* Set problem:
Find each line holding "index" and copy it out.

* Data for this exercise:
"""

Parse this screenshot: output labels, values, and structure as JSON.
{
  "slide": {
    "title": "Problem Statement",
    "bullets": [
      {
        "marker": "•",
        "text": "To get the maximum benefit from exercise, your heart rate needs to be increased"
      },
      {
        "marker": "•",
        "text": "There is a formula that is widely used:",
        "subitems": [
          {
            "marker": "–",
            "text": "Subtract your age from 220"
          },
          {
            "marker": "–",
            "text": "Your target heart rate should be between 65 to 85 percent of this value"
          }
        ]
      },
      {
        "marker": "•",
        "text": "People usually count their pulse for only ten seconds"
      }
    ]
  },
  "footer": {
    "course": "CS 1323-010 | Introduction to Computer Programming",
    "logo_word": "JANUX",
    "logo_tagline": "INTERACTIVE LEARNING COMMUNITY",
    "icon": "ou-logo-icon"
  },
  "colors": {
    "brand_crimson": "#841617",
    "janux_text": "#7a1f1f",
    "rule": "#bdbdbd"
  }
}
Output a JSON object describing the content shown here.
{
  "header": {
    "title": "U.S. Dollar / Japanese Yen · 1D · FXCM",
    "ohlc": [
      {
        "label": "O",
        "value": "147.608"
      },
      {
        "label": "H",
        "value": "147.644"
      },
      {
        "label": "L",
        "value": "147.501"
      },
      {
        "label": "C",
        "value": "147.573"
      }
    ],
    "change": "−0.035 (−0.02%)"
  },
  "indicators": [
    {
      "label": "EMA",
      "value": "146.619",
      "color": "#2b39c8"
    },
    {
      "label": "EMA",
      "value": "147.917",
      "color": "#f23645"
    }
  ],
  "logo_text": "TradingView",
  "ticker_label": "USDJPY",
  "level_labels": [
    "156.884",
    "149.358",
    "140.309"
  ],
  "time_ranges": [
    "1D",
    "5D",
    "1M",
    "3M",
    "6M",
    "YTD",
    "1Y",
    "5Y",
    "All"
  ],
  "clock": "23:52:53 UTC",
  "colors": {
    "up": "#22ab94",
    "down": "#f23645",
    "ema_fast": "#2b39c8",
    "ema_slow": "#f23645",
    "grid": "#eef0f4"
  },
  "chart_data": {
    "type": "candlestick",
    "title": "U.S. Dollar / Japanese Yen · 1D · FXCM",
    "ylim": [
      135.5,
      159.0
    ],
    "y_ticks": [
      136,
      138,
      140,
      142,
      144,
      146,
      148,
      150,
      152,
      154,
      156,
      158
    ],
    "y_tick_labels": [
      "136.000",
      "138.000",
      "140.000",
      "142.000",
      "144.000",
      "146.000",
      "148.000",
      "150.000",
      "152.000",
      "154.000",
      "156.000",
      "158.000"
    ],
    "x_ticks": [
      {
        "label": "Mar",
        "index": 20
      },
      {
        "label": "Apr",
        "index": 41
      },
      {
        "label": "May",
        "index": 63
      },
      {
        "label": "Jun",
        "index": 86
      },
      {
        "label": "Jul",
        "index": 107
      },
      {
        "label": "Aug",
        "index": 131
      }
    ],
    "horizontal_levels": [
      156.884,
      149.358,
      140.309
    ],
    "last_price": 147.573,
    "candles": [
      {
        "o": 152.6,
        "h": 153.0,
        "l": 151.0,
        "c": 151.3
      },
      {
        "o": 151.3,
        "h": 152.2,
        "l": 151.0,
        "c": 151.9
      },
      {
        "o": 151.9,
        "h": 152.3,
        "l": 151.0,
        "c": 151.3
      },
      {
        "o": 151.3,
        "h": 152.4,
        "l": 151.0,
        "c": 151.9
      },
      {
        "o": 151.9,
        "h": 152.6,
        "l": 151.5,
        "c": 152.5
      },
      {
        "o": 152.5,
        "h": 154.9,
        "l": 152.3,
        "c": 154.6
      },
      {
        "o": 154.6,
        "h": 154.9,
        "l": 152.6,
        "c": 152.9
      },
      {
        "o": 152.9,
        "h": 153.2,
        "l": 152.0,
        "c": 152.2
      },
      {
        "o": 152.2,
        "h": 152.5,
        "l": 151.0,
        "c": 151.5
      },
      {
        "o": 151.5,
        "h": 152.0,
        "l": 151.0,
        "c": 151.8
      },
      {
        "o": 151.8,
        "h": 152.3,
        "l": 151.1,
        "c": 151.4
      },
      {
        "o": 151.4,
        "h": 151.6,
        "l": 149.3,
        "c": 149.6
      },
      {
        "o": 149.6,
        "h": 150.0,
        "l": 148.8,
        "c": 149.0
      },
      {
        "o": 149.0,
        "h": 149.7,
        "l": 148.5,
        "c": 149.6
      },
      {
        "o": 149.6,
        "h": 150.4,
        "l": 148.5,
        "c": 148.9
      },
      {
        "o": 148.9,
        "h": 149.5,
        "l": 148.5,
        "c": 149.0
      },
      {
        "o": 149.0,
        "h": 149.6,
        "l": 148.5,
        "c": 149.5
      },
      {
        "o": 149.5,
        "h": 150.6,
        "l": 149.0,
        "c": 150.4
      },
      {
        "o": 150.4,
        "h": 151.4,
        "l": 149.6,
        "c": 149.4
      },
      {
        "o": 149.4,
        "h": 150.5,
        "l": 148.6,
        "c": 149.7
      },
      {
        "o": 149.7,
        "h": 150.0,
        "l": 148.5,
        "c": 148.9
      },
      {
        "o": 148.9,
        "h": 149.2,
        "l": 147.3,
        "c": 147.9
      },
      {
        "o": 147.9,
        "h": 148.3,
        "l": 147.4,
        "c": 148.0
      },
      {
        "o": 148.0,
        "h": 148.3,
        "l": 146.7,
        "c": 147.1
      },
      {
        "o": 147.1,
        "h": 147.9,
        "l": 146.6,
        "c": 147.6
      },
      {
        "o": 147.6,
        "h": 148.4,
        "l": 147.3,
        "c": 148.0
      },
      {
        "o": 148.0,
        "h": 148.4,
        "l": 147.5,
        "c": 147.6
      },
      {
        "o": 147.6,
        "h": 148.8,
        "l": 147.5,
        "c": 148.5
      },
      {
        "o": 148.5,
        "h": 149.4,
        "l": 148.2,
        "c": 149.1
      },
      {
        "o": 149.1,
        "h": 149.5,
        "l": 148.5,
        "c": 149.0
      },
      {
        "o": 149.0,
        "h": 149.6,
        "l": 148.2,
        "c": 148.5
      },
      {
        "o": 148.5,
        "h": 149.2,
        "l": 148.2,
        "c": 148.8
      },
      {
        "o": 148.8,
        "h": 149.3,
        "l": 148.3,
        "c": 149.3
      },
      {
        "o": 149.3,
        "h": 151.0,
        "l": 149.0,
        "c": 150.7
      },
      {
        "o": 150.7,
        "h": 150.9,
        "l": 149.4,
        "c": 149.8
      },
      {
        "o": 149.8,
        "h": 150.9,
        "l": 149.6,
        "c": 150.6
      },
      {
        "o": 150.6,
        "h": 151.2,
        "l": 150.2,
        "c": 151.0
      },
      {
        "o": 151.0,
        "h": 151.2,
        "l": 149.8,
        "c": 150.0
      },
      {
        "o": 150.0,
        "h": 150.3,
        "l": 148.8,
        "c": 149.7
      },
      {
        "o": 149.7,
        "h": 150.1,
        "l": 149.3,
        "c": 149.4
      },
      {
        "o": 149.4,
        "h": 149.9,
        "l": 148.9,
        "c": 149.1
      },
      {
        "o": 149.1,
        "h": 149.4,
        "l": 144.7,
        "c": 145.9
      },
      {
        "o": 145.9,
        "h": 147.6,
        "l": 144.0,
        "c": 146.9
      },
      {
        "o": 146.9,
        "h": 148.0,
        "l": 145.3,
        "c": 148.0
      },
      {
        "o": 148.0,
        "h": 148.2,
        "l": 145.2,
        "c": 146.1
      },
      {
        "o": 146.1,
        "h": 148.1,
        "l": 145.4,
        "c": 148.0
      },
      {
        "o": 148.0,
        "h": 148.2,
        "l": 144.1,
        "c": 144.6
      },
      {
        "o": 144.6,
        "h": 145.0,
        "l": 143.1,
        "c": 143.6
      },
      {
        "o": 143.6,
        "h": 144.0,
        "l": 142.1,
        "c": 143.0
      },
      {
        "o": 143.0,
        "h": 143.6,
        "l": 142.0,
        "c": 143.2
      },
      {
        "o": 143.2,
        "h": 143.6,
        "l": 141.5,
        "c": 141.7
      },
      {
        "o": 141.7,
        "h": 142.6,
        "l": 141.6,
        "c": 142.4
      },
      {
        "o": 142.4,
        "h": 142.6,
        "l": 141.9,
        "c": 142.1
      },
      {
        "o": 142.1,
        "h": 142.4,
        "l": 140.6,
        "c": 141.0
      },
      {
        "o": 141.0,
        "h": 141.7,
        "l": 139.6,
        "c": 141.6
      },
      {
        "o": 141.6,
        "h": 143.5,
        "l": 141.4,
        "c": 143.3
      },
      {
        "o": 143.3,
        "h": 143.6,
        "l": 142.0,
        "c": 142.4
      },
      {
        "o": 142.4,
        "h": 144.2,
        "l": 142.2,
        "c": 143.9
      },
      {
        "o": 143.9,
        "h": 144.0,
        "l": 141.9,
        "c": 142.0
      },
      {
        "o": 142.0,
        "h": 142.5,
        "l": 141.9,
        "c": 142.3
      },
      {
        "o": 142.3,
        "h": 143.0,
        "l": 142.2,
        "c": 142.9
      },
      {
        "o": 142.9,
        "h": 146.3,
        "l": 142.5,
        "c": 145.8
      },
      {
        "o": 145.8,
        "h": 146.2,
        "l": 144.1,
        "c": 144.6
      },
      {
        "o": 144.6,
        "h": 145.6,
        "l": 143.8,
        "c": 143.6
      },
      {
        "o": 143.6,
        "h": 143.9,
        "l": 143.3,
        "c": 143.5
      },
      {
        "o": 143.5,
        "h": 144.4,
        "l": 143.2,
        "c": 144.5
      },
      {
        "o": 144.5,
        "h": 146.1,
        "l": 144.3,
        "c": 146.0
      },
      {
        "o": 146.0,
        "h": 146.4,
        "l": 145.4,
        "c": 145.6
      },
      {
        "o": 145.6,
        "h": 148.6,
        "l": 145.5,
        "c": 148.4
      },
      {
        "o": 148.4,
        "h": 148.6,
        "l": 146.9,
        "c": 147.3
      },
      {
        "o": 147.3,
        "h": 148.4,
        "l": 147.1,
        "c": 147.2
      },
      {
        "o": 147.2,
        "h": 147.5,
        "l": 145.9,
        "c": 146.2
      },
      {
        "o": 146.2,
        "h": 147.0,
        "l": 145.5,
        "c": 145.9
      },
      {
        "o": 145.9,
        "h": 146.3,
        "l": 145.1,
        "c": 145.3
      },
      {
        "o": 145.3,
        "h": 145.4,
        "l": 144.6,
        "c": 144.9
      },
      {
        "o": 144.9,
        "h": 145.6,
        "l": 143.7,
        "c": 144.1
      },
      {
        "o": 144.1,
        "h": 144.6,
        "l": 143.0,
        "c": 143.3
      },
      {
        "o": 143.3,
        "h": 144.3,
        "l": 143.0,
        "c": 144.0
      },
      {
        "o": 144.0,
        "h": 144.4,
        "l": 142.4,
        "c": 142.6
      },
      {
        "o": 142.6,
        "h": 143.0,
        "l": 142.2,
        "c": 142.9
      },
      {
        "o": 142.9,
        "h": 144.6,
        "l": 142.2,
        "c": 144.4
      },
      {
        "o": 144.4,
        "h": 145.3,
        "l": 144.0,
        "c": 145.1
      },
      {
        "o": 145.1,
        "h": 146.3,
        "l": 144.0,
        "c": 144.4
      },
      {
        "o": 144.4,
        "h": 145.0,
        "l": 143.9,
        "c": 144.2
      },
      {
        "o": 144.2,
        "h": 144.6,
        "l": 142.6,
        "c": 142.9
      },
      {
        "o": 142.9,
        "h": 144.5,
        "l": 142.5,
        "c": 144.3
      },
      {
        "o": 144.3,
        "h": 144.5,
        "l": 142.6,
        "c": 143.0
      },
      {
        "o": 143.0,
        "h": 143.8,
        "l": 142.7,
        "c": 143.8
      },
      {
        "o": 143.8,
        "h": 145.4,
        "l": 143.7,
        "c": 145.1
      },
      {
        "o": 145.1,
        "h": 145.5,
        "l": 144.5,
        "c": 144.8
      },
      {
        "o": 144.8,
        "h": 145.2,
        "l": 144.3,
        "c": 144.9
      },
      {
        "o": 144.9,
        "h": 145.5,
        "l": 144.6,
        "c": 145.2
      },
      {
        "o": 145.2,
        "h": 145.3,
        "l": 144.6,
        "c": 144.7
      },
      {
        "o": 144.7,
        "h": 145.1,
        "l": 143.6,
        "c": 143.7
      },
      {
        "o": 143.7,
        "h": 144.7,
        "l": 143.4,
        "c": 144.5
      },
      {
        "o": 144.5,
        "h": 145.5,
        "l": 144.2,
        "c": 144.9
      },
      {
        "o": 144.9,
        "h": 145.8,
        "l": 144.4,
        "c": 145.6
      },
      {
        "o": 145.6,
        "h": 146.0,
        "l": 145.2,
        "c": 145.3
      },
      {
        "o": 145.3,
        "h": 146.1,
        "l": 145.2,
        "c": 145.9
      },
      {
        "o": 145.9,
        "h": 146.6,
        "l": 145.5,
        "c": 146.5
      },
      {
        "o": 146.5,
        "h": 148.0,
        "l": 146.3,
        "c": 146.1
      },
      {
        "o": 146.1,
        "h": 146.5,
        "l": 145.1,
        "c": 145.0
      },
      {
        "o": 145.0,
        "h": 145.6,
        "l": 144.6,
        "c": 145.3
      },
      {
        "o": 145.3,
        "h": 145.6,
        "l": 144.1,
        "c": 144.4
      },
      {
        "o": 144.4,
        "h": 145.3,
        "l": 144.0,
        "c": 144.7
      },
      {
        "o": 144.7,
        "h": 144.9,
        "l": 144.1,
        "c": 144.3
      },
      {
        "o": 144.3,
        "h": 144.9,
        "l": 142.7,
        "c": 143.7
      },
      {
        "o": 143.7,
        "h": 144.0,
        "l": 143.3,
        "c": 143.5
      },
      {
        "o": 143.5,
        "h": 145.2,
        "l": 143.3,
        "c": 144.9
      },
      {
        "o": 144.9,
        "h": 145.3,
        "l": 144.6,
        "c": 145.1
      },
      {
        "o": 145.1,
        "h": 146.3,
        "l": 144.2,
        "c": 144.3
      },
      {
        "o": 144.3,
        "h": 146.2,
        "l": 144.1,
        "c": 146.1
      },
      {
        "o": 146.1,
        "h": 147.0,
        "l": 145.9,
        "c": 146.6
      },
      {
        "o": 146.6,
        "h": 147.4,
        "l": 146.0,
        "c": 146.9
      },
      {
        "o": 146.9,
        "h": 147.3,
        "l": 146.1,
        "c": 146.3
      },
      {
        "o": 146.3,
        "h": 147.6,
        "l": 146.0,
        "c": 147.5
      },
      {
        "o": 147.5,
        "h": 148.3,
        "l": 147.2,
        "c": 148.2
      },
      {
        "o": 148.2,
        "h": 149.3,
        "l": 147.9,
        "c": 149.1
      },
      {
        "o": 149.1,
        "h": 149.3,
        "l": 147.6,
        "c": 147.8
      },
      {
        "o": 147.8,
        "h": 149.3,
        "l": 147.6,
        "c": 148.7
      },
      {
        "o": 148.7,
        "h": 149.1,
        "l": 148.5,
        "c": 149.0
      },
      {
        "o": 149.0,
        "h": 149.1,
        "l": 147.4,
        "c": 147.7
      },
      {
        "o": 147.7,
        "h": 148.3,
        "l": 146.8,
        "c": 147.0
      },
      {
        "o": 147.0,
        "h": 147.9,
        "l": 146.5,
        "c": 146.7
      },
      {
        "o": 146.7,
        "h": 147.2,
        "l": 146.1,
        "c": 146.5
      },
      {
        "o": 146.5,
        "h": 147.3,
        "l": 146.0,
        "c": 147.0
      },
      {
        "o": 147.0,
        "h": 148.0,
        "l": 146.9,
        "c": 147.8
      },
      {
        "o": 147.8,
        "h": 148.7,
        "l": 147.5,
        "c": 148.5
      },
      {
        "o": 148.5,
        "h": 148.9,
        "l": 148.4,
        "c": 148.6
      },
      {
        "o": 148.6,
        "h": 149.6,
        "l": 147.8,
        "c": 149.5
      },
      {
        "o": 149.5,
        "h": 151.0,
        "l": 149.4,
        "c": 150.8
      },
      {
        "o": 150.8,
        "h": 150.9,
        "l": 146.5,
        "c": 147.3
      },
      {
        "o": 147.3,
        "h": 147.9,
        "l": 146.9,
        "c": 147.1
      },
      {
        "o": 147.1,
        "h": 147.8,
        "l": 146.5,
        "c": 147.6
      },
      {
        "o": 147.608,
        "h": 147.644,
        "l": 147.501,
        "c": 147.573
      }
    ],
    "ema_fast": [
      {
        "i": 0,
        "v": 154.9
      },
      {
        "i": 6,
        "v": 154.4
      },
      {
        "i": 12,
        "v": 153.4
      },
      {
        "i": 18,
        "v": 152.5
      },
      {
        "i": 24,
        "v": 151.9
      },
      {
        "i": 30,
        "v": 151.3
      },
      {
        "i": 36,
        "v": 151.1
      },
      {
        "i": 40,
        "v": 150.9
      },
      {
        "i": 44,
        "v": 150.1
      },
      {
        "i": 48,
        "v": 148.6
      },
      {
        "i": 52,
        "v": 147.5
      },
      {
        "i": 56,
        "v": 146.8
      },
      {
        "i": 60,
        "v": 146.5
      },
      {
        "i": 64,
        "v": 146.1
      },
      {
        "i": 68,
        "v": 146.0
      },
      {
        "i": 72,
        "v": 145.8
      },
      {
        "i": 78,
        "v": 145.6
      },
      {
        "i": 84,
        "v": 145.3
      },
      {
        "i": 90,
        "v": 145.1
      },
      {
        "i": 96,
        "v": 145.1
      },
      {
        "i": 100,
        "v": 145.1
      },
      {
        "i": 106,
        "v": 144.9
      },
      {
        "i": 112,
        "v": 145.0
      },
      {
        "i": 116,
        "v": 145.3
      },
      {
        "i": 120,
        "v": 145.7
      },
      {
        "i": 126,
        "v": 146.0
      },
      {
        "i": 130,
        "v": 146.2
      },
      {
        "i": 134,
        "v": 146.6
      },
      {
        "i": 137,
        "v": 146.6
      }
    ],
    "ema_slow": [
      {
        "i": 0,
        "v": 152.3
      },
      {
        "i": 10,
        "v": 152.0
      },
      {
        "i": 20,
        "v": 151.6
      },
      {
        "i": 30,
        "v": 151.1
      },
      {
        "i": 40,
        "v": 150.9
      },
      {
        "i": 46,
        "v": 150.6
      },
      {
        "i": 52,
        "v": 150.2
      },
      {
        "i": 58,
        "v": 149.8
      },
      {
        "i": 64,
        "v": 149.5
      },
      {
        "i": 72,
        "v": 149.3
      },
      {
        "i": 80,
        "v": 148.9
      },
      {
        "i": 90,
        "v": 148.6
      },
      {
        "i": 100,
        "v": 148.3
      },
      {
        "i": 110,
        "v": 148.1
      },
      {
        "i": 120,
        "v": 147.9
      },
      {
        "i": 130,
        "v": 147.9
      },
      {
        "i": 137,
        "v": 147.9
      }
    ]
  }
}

"""

* Finished answer:
        "index": 20
        "index": 41
        "index": 63
        "index": 86
        "index": 107
        "index": 131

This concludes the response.